WHAT IS BEING ASKED
Your task is to repeat the entries word for word while leaving out the pictures.

★ ★ ★ ★ ★

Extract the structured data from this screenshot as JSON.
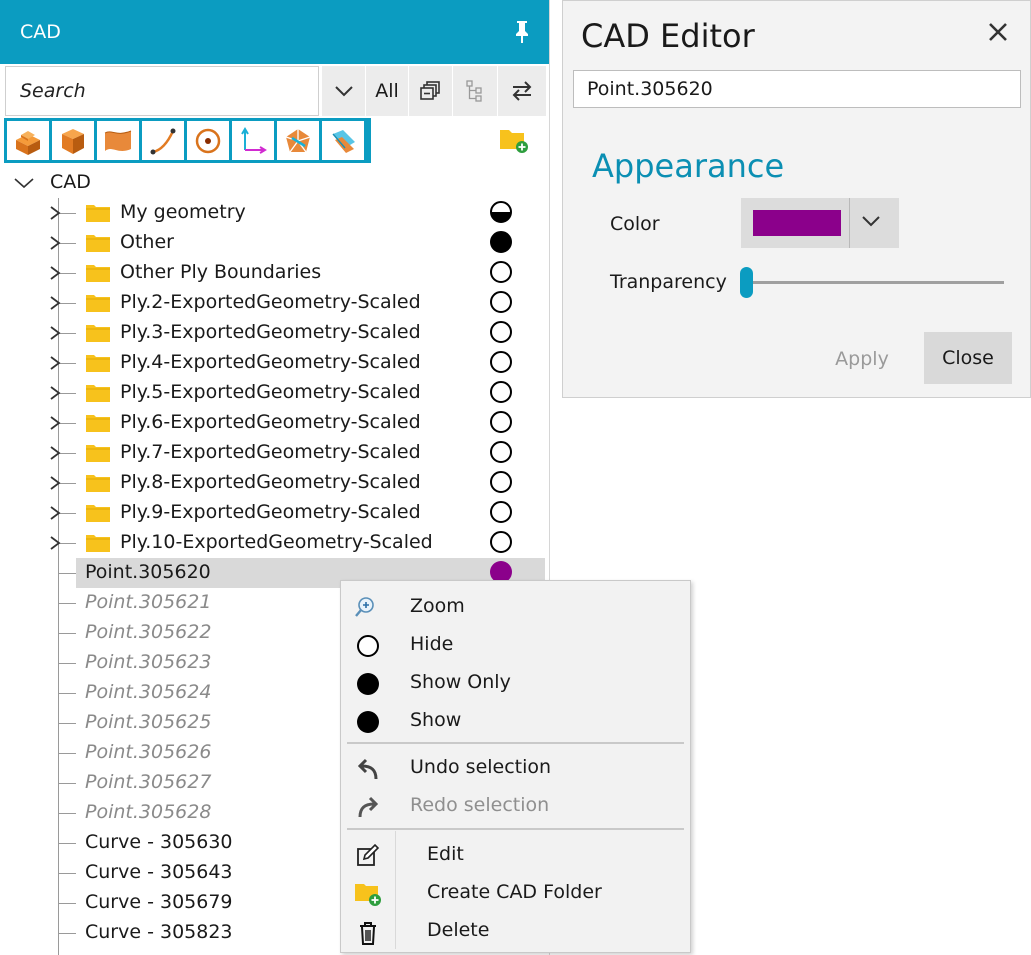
{
  "cad_panel": {
    "title": "CAD",
    "search_placeholder": "Search",
    "filter_all_label": "All",
    "tree": {
      "root_label": "CAD",
      "folders": [
        {
          "label": "My geometry",
          "visibility": "half"
        },
        {
          "label": "Other",
          "visibility": "full"
        },
        {
          "label": "Other Ply Boundaries",
          "visibility": "empty"
        },
        {
          "label": "Ply.2-ExportedGeometry-Scaled",
          "visibility": "empty"
        },
        {
          "label": "Ply.3-ExportedGeometry-Scaled",
          "visibility": "empty"
        },
        {
          "label": "Ply.4-ExportedGeometry-Scaled",
          "visibility": "empty"
        },
        {
          "label": "Ply.5-ExportedGeometry-Scaled",
          "visibility": "empty"
        },
        {
          "label": "Ply.6-ExportedGeometry-Scaled",
          "visibility": "empty"
        },
        {
          "label": "Ply.7-ExportedGeometry-Scaled",
          "visibility": "empty"
        },
        {
          "label": "Ply.8-ExportedGeometry-Scaled",
          "visibility": "empty"
        },
        {
          "label": "Ply.9-ExportedGeometry-Scaled",
          "visibility": "empty"
        },
        {
          "label": "Ply.10-ExportedGeometry-Scaled",
          "visibility": "empty"
        }
      ],
      "items": [
        {
          "label": "Point.305620",
          "selected": true,
          "dim": false,
          "visibility": "magenta"
        },
        {
          "label": "Point.305621",
          "dim": true
        },
        {
          "label": "Point.305622",
          "dim": true
        },
        {
          "label": "Point.305623",
          "dim": true
        },
        {
          "label": "Point.305624",
          "dim": true
        },
        {
          "label": "Point.305625",
          "dim": true
        },
        {
          "label": "Point.305626",
          "dim": true
        },
        {
          "label": "Point.305627",
          "dim": true
        },
        {
          "label": "Point.305628",
          "dim": true
        },
        {
          "label": "Curve - 305630",
          "dim": false
        },
        {
          "label": "Curve - 305643",
          "dim": false
        },
        {
          "label": "Curve - 305679",
          "dim": false
        },
        {
          "label": "Curve - 305823",
          "dim": false
        }
      ]
    },
    "colors": {
      "header": "#0b9cc1",
      "folder": "#f7c21c",
      "selected_point": "#8b008b"
    }
  },
  "cad_editor": {
    "title": "CAD Editor",
    "name_value": "Point.305620",
    "section_heading": "Appearance",
    "color_label": "Color",
    "color_value": "#8b008b",
    "transparency_label": "Tranparency",
    "transparency_value": 0,
    "apply_label": "Apply",
    "close_label": "Close"
  },
  "context_menu": {
    "items": [
      {
        "label": "Zoom",
        "icon": "zoom-icon"
      },
      {
        "label": "Hide",
        "icon": "circle-outline-icon"
      },
      {
        "label": "Show Only",
        "icon": "circle-filled-icon"
      },
      {
        "label": "Show",
        "icon": "circle-filled-icon"
      },
      {
        "label": "Undo selection",
        "icon": "undo-icon"
      },
      {
        "label": "Redo selection",
        "icon": "redo-icon",
        "disabled": true
      },
      {
        "label": "Edit",
        "icon": "edit-icon"
      },
      {
        "label": "Create CAD Folder",
        "icon": "create-folder-icon"
      },
      {
        "label": "Delete",
        "icon": "trash-icon"
      }
    ]
  }
}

★ ★ ★ ★ ★

FINAL ANSWER
Extract the structured data from this screenshot as JSON.
{
  "cad_panel": {
    "title": "CAD",
    "search_placeholder": "Search",
    "filter_all_label": "All",
    "tree": {
      "root_label": "CAD",
      "folders": [
        {
          "label": "My geometry",
          "visibility": "half"
        },
        {
          "label": "Other",
          "visibility": "full"
        },
        {
          "label": "Other Ply Boundaries",
          "visibility": "empty"
        },
        {
          "label": "Ply.2-ExportedGeometry-Scaled",
          "visibility": "empty"
        },
        {
          "label": "Ply.3-ExportedGeometry-Scaled",
          "visibility": "empty"
        },
        {
          "label": "Ply.4-ExportedGeometry-Scaled",
          "visibility": "empty"
        },
        {
          "label": "Ply.5-ExportedGeometry-Scaled",
          "visibility": "empty"
        },
        {
          "label": "Ply.6-ExportedGeometry-Scaled",
          "visibility": "empty"
        },
        {
          "label": "Ply.7-ExportedGeometry-Scaled",
          "visibility": "empty"
        },
        {
          "label": "Ply.8-ExportedGeometry-Scaled",
          "visibility": "empty"
        },
        {
          "label": "Ply.9-ExportedGeometry-Scaled",
          "visibility": "empty"
        },
        {
          "label": "Ply.10-ExportedGeometry-Scaled",
          "visibility": "empty"
        }
      ],
      "items": [
        {
          "label": "Point.305620",
          "selected": true,
          "dim": false,
          "visibility": "magenta"
        },
        {
          "label": "Point.305621",
          "dim": true
        },
        {
          "label": "Point.305622",
          "dim": true
        },
        {
          "label": "Point.305623",
          "dim": true
        },
        {
          "label": "Point.305624",
          "dim": true
        },
        {
          "label": "Point.305625",
          "dim": true
        },
        {
          "label": "Point.305626",
          "dim": true
        },
        {
          "label": "Point.305627",
          "dim": true
        },
        {
          "label": "Point.305628",
          "dim": true
        },
        {
          "label": "Curve - 305630",
          "dim": false
        },
        {
          "label": "Curve - 305643",
          "dim": false
        },
        {
          "label": "Curve - 305679",
          "dim": false
        },
        {
          "label": "Curve - 305823",
          "dim": false
        }
      ]
    },
    "colors": {
      "header": "#0b9cc1",
      "folder": "#f7c21c",
      "selected_point": "#8b008b"
    }
  },
  "cad_editor": {
    "title": "CAD Editor",
    "name_value": "Point.305620",
    "section_heading": "Appearance",
    "color_label": "Color",
    "color_value": "#8b008b",
    "transparency_label": "Tranparency",
    "transparency_value": 0,
    "apply_label": "Apply",
    "close_label": "Close"
  },
  "context_menu": {
    "items": [
      {
        "label": "Zoom",
        "icon": "zoom-icon"
      },
      {
        "label": "Hide",
        "icon": "circle-outline-icon"
      },
      {
        "label": "Show Only",
        "icon": "circle-filled-icon"
      },
      {
        "label": "Show",
        "icon": "circle-filled-icon"
      },
      {
        "label": "Undo selection",
        "icon": "undo-icon"
      },
      {
        "label": "Redo selection",
        "icon": "redo-icon",
        "disabled": true
      },
      {
        "label": "Edit",
        "icon": "edit-icon"
      },
      {
        "label": "Create CAD Folder",
        "icon": "create-folder-icon"
      },
      {
        "label": "Delete",
        "icon": "trash-icon"
      }
    ]
  }
}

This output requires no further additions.